Given problem: In full and without alteration, repeat the material.

Material to process:
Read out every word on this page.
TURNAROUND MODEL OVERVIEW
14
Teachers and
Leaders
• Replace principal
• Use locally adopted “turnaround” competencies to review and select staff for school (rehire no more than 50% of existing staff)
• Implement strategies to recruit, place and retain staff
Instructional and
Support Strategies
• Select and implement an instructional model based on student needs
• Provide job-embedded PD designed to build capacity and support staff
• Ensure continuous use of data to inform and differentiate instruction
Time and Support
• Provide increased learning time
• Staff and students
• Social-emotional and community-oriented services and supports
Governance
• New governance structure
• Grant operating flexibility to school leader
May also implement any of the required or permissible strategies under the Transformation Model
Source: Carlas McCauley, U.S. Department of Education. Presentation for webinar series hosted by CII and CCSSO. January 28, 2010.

Solution below:
Read out every word on this page.
TURNAROUND MODEL OVERVIEW
14
Teachers and
Leaders
• Replace principal
• Use locally adopted “turnaround” competencies to review and select staff for school (rehire no more than 50% of existing staff)
• Implement strategies to recruit, place and retain staff
Instructional and
Support Strategies
• Select and implement an instructional model based on student needs
• Provide job-embedded PD designed to build capacity and support staff
• Ensure continuous use of data to inform and differentiate instruction
Time and Support
• Provide increased learning time
• Staff and students
• Social-emotional and community-oriented services and supports
Governance
• New governance structure
• Grant operating flexibility to school leader
May also implement any of the required or permissible strategies under the Transformation Model
Source: Carlas McCauley, U.S. Department of Education. Presentation for webinar series hosted by CII and CCSSO. January 28, 2010.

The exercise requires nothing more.